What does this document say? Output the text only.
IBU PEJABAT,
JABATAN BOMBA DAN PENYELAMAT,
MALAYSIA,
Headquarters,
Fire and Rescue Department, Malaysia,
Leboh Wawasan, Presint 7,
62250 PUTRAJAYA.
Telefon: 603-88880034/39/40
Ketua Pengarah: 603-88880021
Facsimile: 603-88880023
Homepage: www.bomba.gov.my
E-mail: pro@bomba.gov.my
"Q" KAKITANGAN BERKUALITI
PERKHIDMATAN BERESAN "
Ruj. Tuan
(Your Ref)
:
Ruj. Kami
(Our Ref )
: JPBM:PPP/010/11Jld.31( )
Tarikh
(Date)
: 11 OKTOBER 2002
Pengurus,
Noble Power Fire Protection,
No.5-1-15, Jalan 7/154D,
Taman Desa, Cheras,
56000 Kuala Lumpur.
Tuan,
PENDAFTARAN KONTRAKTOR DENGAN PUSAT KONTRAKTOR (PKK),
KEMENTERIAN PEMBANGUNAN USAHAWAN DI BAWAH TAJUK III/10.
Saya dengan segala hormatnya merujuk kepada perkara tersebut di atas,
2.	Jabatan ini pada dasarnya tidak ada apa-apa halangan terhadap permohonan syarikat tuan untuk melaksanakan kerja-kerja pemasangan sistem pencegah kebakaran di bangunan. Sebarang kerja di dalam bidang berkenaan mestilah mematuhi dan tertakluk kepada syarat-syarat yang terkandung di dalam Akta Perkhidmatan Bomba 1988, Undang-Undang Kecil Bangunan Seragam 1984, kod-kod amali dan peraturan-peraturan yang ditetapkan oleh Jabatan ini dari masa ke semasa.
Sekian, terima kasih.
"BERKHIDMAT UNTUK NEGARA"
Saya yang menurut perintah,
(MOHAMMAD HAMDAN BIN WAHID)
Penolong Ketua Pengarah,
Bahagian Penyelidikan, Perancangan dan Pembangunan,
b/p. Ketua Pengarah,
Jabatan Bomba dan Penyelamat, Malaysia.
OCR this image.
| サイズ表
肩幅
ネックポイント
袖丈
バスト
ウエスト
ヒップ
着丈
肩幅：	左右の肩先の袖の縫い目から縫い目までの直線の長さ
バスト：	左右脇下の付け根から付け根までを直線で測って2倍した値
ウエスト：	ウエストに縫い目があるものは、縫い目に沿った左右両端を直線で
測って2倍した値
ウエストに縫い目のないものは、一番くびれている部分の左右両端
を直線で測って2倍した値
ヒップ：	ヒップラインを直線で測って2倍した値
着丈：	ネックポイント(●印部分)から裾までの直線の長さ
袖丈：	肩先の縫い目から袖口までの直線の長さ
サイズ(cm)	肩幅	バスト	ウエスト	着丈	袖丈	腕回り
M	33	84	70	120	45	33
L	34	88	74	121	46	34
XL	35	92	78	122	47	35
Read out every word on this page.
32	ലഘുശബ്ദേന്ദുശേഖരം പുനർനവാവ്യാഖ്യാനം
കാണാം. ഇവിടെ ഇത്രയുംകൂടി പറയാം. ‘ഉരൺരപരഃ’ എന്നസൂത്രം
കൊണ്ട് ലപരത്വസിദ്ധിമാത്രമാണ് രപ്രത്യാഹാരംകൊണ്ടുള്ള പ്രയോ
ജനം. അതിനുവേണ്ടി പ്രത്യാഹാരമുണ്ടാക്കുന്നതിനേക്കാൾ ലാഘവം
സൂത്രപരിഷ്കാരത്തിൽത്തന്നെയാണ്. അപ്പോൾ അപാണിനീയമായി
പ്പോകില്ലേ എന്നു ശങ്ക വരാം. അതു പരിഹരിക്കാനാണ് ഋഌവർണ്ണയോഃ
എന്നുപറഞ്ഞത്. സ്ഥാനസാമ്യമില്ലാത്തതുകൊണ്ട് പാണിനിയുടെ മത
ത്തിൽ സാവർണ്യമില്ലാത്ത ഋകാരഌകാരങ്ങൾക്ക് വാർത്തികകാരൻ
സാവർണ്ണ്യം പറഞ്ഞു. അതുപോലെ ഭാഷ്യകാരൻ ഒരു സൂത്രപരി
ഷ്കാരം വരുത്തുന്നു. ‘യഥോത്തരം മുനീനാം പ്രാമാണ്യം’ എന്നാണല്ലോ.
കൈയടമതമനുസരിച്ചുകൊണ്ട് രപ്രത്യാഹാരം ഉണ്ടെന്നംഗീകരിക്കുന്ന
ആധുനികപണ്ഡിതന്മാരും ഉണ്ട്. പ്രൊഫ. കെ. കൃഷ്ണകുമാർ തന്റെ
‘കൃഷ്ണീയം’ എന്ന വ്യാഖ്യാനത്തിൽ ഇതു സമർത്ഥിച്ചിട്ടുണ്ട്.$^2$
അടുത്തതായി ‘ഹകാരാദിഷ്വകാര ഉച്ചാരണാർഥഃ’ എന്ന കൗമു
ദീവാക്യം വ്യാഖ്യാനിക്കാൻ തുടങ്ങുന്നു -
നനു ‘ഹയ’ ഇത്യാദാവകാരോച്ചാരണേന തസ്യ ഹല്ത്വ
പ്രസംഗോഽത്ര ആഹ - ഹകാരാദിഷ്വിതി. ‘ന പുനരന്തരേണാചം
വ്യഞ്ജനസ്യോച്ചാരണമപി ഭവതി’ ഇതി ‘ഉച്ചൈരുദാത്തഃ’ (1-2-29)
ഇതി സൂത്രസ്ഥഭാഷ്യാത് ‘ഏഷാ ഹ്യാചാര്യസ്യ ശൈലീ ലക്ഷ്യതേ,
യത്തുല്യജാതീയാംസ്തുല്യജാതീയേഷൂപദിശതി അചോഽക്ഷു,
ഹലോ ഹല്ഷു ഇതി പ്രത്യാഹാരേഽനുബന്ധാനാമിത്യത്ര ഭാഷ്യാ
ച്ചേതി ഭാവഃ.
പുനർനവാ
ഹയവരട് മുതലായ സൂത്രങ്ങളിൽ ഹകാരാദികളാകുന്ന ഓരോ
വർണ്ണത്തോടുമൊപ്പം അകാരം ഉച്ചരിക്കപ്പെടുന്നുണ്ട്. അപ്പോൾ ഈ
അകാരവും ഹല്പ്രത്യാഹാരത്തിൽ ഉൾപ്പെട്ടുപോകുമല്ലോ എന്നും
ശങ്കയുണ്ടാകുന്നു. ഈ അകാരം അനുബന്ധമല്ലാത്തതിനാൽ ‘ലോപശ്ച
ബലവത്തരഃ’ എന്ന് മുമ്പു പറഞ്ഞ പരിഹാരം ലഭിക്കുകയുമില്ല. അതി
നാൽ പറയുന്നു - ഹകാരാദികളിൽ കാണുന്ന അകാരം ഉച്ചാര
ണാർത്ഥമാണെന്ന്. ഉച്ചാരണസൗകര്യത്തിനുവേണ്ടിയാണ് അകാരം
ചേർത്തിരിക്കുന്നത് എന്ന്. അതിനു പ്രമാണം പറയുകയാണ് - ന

####

**What the task requires**
The records above should be returned exactly.

**Expected answer**
What does this document say? Output the text only.
IBU PEJABAT,
JABATAN BOMBA DAN PENYELAMAT,
MALAYSIA,
Headquarters,
Fire and Rescue Department, Malaysia,
Leboh Wawasan, Presint 7,
62250 PUTRAJAYA.
Telefon: 603-88880034/39/40
Ketua Pengarah: 603-88880021
Facsimile: 603-88880023
Homepage: www.bomba.gov.my
E-mail: pro@bomba.gov.my
"Q" KAKITANGAN BERKUALITI
PERKHIDMATAN BERESAN "
Ruj. Tuan
(Your Ref)
:
Ruj. Kami
(Our Ref )
: JPBM:PPP/010/11Jld.31( )
Tarikh
(Date)
: 11 OKTOBER 2002
Pengurus,
Noble Power Fire Protection,
No.5-1-15, Jalan 7/154D,
Taman Desa, Cheras,
56000 Kuala Lumpur.
Tuan,
PENDAFTARAN KONTRAKTOR DENGAN PUSAT KONTRAKTOR (PKK),
KEMENTERIAN PEMBANGUNAN USAHAWAN DI BAWAH TAJUK III/10.
Saya dengan segala hormatnya merujuk kepada perkara tersebut di atas,
2.	Jabatan ini pada dasarnya tidak ada apa-apa halangan terhadap permohonan syarikat tuan untuk melaksanakan kerja-kerja pemasangan sistem pencegah kebakaran di bangunan. Sebarang kerja di dalam bidang berkenaan mestilah mematuhi dan tertakluk kepada syarat-syarat yang terkandung di dalam Akta Perkhidmatan Bomba 1988, Undang-Undang Kecil Bangunan Seragam 1984, kod-kod amali dan peraturan-peraturan yang ditetapkan oleh Jabatan ini dari masa ke semasa.
Sekian, terima kasih.
"BERKHIDMAT UNTUK NEGARA"
Saya yang menurut perintah,
(MOHAMMAD HAMDAN BIN WAHID)
Penolong Ketua Pengarah,
Bahagian Penyelidikan, Perancangan dan Pembangunan,
b/p. Ketua Pengarah,
Jabatan Bomba dan Penyelamat, Malaysia.
OCR this image.
| サイズ表
肩幅
ネックポイント
袖丈
バスト
ウエスト
ヒップ
着丈
肩幅：	左右の肩先の袖の縫い目から縫い目までの直線の長さ
バスト：	左右脇下の付け根から付け根までを直線で測って2倍した値
ウエスト：	ウエストに縫い目があるものは、縫い目に沿った左右両端を直線で
測って2倍した値
ウエストに縫い目のないものは、一番くびれている部分の左右両端
を直線で測って2倍した値
ヒップ：	ヒップラインを直線で測って2倍した値
着丈：	ネックポイント(●印部分)から裾までの直線の長さ
袖丈：	肩先の縫い目から袖口までの直線の長さ
サイズ(cm)	肩幅	バスト	ウエスト	着丈	袖丈	腕回り
M	33	84	70	120	45	33
L	34	88	74	121	46	34
XL	35	92	78	122	47	35
Read out every word on this page.
32	ലഘുശബ്ദേന്ദുശേഖരം പുനർനവാവ്യാഖ്യാനം
കാണാം. ഇവിടെ ഇത്രയുംകൂടി പറയാം. ‘ഉരൺരപരഃ’ എന്നസൂത്രം
കൊണ്ട് ലപരത്വസിദ്ധിമാത്രമാണ് രപ്രത്യാഹാരംകൊണ്ടുള്ള പ്രയോ
ജനം. അതിനുവേണ്ടി പ്രത്യാഹാരമുണ്ടാക്കുന്നതിനേക്കാൾ ലാഘവം
സൂത്രപരിഷ്കാരത്തിൽത്തന്നെയാണ്. അപ്പോൾ അപാണിനീയമായി
പ്പോകില്ലേ എന്നു ശങ്ക വരാം. അതു പരിഹരിക്കാനാണ് ഋഌവർണ്ണയോഃ
എന്നുപറഞ്ഞത്. സ്ഥാനസാമ്യമില്ലാത്തതുകൊണ്ട് പാണിനിയുടെ മത
ത്തിൽ സാവർണ്യമില്ലാത്ത ഋകാരഌകാരങ്ങൾക്ക് വാർത്തികകാരൻ
സാവർണ്ണ്യം പറഞ്ഞു. അതുപോലെ ഭാഷ്യകാരൻ ഒരു സൂത്രപരി
ഷ്കാരം വരുത്തുന്നു. ‘യഥോത്തരം മുനീനാം പ്രാമാണ്യം’ എന്നാണല്ലോ.
കൈയടമതമനുസരിച്ചുകൊണ്ട് രപ്രത്യാഹാരം ഉണ്ടെന്നംഗീകരിക്കുന്ന
ആധുനികപണ്ഡിതന്മാരും ഉണ്ട്. പ്രൊഫ. കെ. കൃഷ്ണകുമാർ തന്റെ
‘കൃഷ്ണീയം’ എന്ന വ്യാഖ്യാനത്തിൽ ഇതു സമർത്ഥിച്ചിട്ടുണ്ട്.$^2$
അടുത്തതായി ‘ഹകാരാദിഷ്വകാര ഉച്ചാരണാർഥഃ’ എന്ന കൗമു
ദീവാക്യം വ്യാഖ്യാനിക്കാൻ തുടങ്ങുന്നു -
നനു ‘ഹയ’ ഇത്യാദാവകാരോച്ചാരണേന തസ്യ ഹല്ത്വ
പ്രസംഗോഽത്ര ആഹ - ഹകാരാദിഷ്വിതി. ‘ന പുനരന്തരേണാചം
വ്യഞ്ജനസ്യോച്ചാരണമപി ഭവതി’ ഇതി ‘ഉച്ചൈരുദാത്തഃ’ (1-2-29)
ഇതി സൂത്രസ്ഥഭാഷ്യാത് ‘ഏഷാ ഹ്യാചാര്യസ്യ ശൈലീ ലക്ഷ്യതേ,
യത്തുല്യജാതീയാംസ്തുല്യജാതീയേഷൂപദിശതി അചോഽക്ഷു,
ഹലോ ഹല്ഷു ഇതി പ്രത്യാഹാരേഽനുബന്ധാനാമിത്യത്ര ഭാഷ്യാ
ച്ചേതി ഭാവഃ.
പുനർനവാ
ഹയവരട് മുതലായ സൂത്രങ്ങളിൽ ഹകാരാദികളാകുന്ന ഓരോ
വർണ്ണത്തോടുമൊപ്പം അകാരം ഉച്ചരിക്കപ്പെടുന്നുണ്ട്. അപ്പോൾ ഈ
അകാരവും ഹല്പ്രത്യാഹാരത്തിൽ ഉൾപ്പെട്ടുപോകുമല്ലോ എന്നും
ശങ്കയുണ്ടാകുന്നു. ഈ അകാരം അനുബന്ധമല്ലാത്തതിനാൽ ‘ലോപശ്ച
ബലവത്തരഃ’ എന്ന് മുമ്പു പറഞ്ഞ പരിഹാരം ലഭിക്കുകയുമില്ല. അതി
നാൽ പറയുന്നു - ഹകാരാദികളിൽ കാണുന്ന അകാരം ഉച്ചാര
ണാർത്ഥമാണെന്ന്. ഉച്ചാരണസൗകര്യത്തിനുവേണ്ടിയാണ് അകാരം
ചേർത്തിരിക്കുന്നത് എന്ന്. അതിനു പ്രമാണം പറയുകയാണ് - ന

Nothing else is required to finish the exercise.